Data extracted from a collection
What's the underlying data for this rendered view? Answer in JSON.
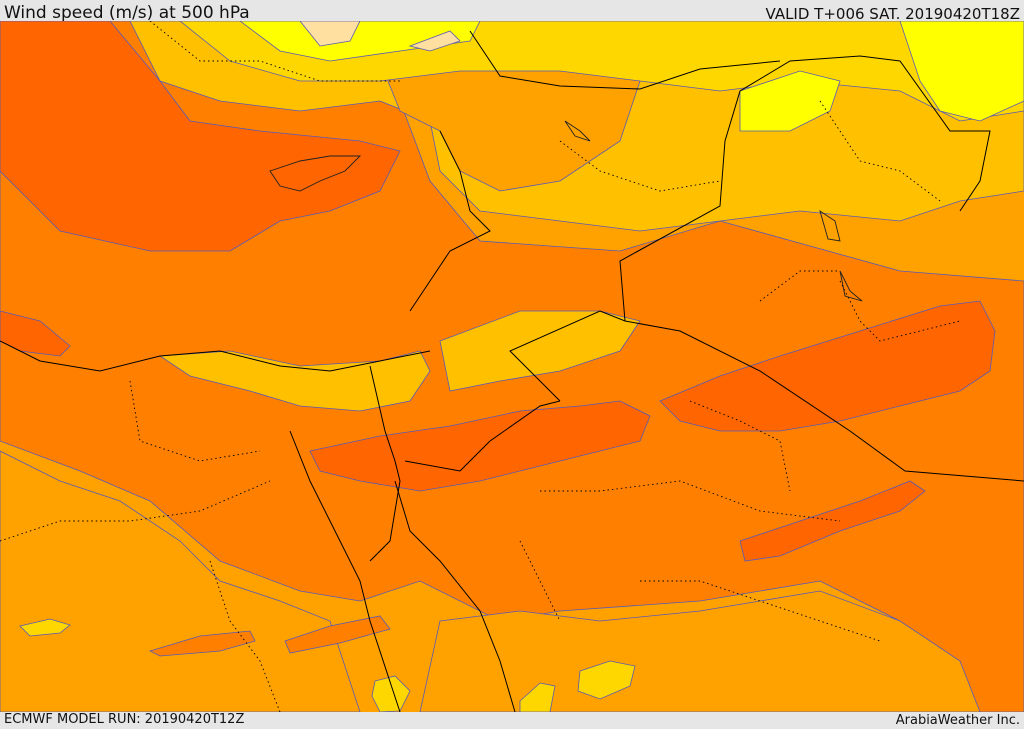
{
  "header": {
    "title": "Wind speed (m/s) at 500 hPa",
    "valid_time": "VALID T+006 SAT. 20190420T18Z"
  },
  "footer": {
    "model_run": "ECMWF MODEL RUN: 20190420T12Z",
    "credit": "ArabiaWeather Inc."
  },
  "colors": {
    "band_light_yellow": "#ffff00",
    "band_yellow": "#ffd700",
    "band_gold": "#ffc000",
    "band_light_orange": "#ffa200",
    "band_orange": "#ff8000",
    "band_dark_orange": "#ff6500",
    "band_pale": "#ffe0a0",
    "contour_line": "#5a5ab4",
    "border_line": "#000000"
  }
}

* [TASK OBJECTIVE]:
Pictures don't belong in the copy. Transcribe every record exactly as it appears.

* [THE RESULT]:
What's the underlying data for this rendered view? Answer in JSON.
{
  "header": {
    "title": "Wind speed (m/s) at 500 hPa",
    "valid_time": "VALID T+006 SAT. 20190420T18Z"
  },
  "footer": {
    "model_run": "ECMWF MODEL RUN: 20190420T12Z",
    "credit": "ArabiaWeather Inc."
  },
  "colors": {
    "band_light_yellow": "#ffff00",
    "band_yellow": "#ffd700",
    "band_gold": "#ffc000",
    "band_light_orange": "#ffa200",
    "band_orange": "#ff8000",
    "band_dark_orange": "#ff6500",
    "band_pale": "#ffe0a0",
    "contour_line": "#5a5ab4",
    "border_line": "#000000"
  }
}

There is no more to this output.